Aim:
Reproduce every entry exactly and leave its pictures out.

Dataset entries:
----

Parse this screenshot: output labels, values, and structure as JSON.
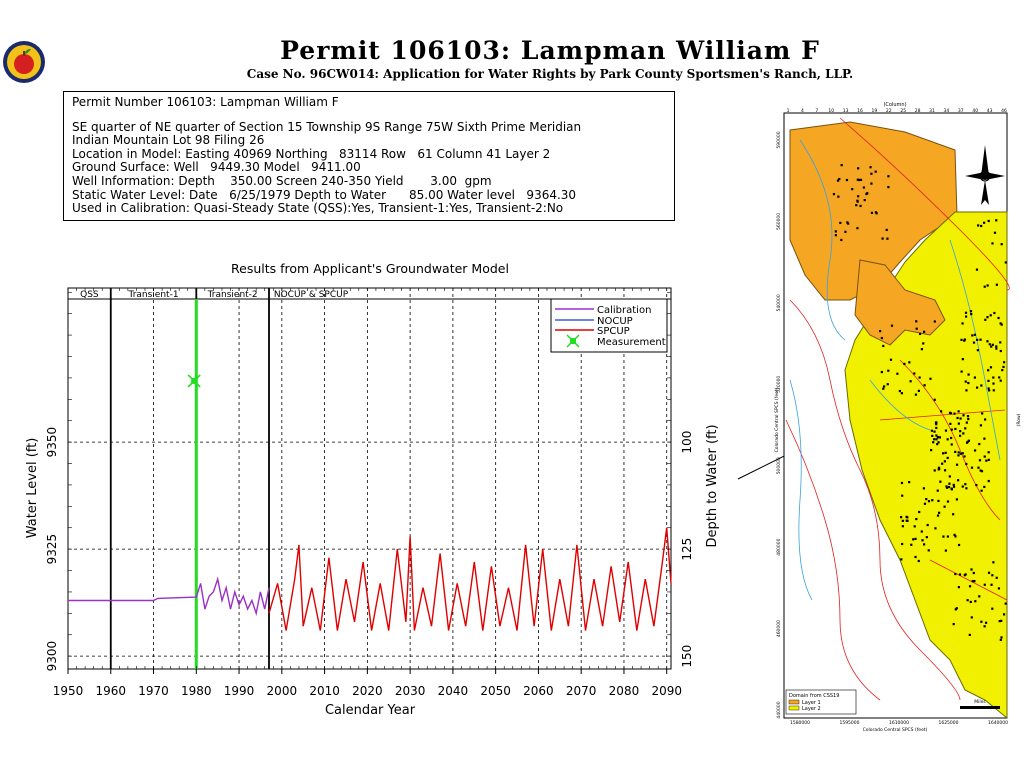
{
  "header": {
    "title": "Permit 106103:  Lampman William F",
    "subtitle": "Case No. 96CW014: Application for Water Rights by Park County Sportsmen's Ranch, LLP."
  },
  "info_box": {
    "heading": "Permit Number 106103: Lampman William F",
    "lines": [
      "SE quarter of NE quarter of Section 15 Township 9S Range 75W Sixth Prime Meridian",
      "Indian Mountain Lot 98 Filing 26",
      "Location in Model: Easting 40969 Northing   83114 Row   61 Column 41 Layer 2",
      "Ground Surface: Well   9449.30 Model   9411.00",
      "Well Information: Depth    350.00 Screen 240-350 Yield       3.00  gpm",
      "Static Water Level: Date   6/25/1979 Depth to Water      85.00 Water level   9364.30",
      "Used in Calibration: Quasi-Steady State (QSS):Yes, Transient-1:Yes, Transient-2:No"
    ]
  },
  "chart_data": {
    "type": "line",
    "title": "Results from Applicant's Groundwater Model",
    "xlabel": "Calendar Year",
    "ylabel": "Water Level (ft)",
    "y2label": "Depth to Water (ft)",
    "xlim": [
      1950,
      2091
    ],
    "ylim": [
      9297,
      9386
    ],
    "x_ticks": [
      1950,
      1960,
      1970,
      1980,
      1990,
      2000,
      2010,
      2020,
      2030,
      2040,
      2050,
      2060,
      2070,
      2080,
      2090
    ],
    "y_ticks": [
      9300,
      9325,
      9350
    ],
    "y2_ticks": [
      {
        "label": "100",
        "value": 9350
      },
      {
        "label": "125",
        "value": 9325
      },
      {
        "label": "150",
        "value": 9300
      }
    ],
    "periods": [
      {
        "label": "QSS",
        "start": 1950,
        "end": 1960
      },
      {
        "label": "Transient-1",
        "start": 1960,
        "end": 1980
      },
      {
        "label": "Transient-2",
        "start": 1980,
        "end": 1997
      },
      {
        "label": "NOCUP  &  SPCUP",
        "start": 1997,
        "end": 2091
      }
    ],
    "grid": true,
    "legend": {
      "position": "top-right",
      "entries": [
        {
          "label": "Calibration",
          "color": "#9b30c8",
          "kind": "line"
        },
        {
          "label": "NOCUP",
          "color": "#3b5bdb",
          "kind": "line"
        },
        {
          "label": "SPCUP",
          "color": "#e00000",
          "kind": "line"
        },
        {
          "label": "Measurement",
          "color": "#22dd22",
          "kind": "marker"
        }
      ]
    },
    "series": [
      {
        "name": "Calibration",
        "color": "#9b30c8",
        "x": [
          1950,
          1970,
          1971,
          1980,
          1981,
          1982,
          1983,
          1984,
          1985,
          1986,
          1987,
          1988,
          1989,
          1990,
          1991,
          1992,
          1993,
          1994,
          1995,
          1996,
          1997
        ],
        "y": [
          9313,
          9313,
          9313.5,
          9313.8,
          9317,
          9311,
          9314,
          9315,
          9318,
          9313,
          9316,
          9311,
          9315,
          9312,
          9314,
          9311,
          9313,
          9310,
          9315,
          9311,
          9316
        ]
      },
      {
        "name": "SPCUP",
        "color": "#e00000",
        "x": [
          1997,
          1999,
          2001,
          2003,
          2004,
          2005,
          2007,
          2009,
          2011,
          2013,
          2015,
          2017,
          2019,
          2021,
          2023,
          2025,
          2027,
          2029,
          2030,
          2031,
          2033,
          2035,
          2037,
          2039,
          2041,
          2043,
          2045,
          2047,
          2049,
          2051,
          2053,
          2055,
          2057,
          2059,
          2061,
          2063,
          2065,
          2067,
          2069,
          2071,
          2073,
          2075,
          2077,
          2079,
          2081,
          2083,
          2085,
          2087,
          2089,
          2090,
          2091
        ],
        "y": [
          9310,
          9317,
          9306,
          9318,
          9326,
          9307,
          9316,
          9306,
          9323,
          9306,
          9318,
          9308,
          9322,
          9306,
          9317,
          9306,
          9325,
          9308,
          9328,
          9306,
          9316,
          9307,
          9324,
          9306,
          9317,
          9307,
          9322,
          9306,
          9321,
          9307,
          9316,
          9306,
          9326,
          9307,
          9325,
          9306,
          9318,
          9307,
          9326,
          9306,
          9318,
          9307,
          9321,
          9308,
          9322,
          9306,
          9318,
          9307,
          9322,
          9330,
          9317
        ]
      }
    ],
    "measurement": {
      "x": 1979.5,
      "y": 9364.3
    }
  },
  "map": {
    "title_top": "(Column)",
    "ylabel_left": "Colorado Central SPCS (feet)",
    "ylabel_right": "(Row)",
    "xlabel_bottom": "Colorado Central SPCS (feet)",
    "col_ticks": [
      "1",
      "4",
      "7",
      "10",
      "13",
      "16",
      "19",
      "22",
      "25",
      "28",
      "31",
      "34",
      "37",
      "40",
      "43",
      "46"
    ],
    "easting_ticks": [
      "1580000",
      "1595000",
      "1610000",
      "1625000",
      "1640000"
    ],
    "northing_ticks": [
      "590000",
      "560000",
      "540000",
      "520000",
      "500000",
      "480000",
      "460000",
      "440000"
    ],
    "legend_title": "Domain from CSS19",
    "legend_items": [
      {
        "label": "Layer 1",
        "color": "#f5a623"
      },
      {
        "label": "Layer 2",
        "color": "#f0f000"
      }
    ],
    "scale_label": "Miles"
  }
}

----

Expected output:
Parse this screenshot: output labels, values, and structure as JSON.
{
  "header": {
    "title": "Permit 106103:  Lampman William F",
    "subtitle": "Case No. 96CW014: Application for Water Rights by Park County Sportsmen's Ranch, LLP."
  },
  "info_box": {
    "heading": "Permit Number 106103: Lampman William F",
    "lines": [
      "SE quarter of NE quarter of Section 15 Township 9S Range 75W Sixth Prime Meridian",
      "Indian Mountain Lot 98 Filing 26",
      "Location in Model: Easting 40969 Northing   83114 Row   61 Column 41 Layer 2",
      "Ground Surface: Well   9449.30 Model   9411.00",
      "Well Information: Depth    350.00 Screen 240-350 Yield       3.00  gpm",
      "Static Water Level: Date   6/25/1979 Depth to Water      85.00 Water level   9364.30",
      "Used in Calibration: Quasi-Steady State (QSS):Yes, Transient-1:Yes, Transient-2:No"
    ]
  },
  "chart_data": {
    "type": "line",
    "title": "Results from Applicant's Groundwater Model",
    "xlabel": "Calendar Year",
    "ylabel": "Water Level (ft)",
    "y2label": "Depth to Water (ft)",
    "xlim": [
      1950,
      2091
    ],
    "ylim": [
      9297,
      9386
    ],
    "x_ticks": [
      1950,
      1960,
      1970,
      1980,
      1990,
      2000,
      2010,
      2020,
      2030,
      2040,
      2050,
      2060,
      2070,
      2080,
      2090
    ],
    "y_ticks": [
      9300,
      9325,
      9350
    ],
    "y2_ticks": [
      {
        "label": "100",
        "value": 9350
      },
      {
        "label": "125",
        "value": 9325
      },
      {
        "label": "150",
        "value": 9300
      }
    ],
    "periods": [
      {
        "label": "QSS",
        "start": 1950,
        "end": 1960
      },
      {
        "label": "Transient-1",
        "start": 1960,
        "end": 1980
      },
      {
        "label": "Transient-2",
        "start": 1980,
        "end": 1997
      },
      {
        "label": "NOCUP  &  SPCUP",
        "start": 1997,
        "end": 2091
      }
    ],
    "grid": true,
    "legend": {
      "position": "top-right",
      "entries": [
        {
          "label": "Calibration",
          "color": "#9b30c8",
          "kind": "line"
        },
        {
          "label": "NOCUP",
          "color": "#3b5bdb",
          "kind": "line"
        },
        {
          "label": "SPCUP",
          "color": "#e00000",
          "kind": "line"
        },
        {
          "label": "Measurement",
          "color": "#22dd22",
          "kind": "marker"
        }
      ]
    },
    "series": [
      {
        "name": "Calibration",
        "color": "#9b30c8",
        "x": [
          1950,
          1970,
          1971,
          1980,
          1981,
          1982,
          1983,
          1984,
          1985,
          1986,
          1987,
          1988,
          1989,
          1990,
          1991,
          1992,
          1993,
          1994,
          1995,
          1996,
          1997
        ],
        "y": [
          9313,
          9313,
          9313.5,
          9313.8,
          9317,
          9311,
          9314,
          9315,
          9318,
          9313,
          9316,
          9311,
          9315,
          9312,
          9314,
          9311,
          9313,
          9310,
          9315,
          9311,
          9316
        ]
      },
      {
        "name": "SPCUP",
        "color": "#e00000",
        "x": [
          1997,
          1999,
          2001,
          2003,
          2004,
          2005,
          2007,
          2009,
          2011,
          2013,
          2015,
          2017,
          2019,
          2021,
          2023,
          2025,
          2027,
          2029,
          2030,
          2031,
          2033,
          2035,
          2037,
          2039,
          2041,
          2043,
          2045,
          2047,
          2049,
          2051,
          2053,
          2055,
          2057,
          2059,
          2061,
          2063,
          2065,
          2067,
          2069,
          2071,
          2073,
          2075,
          2077,
          2079,
          2081,
          2083,
          2085,
          2087,
          2089,
          2090,
          2091
        ],
        "y": [
          9310,
          9317,
          9306,
          9318,
          9326,
          9307,
          9316,
          9306,
          9323,
          9306,
          9318,
          9308,
          9322,
          9306,
          9317,
          9306,
          9325,
          9308,
          9328,
          9306,
          9316,
          9307,
          9324,
          9306,
          9317,
          9307,
          9322,
          9306,
          9321,
          9307,
          9316,
          9306,
          9326,
          9307,
          9325,
          9306,
          9318,
          9307,
          9326,
          9306,
          9318,
          9307,
          9321,
          9308,
          9322,
          9306,
          9318,
          9307,
          9322,
          9330,
          9317
        ]
      }
    ],
    "measurement": {
      "x": 1979.5,
      "y": 9364.3
    }
  },
  "map": {
    "title_top": "(Column)",
    "ylabel_left": "Colorado Central SPCS (feet)",
    "ylabel_right": "(Row)",
    "xlabel_bottom": "Colorado Central SPCS (feet)",
    "col_ticks": [
      "1",
      "4",
      "7",
      "10",
      "13",
      "16",
      "19",
      "22",
      "25",
      "28",
      "31",
      "34",
      "37",
      "40",
      "43",
      "46"
    ],
    "easting_ticks": [
      "1580000",
      "1595000",
      "1610000",
      "1625000",
      "1640000"
    ],
    "northing_ticks": [
      "590000",
      "560000",
      "540000",
      "520000",
      "500000",
      "480000",
      "460000",
      "440000"
    ],
    "legend_title": "Domain from CSS19",
    "legend_items": [
      {
        "label": "Layer 1",
        "color": "#f5a623"
      },
      {
        "label": "Layer 2",
        "color": "#f0f000"
      }
    ],
    "scale_label": "Miles"
  }
}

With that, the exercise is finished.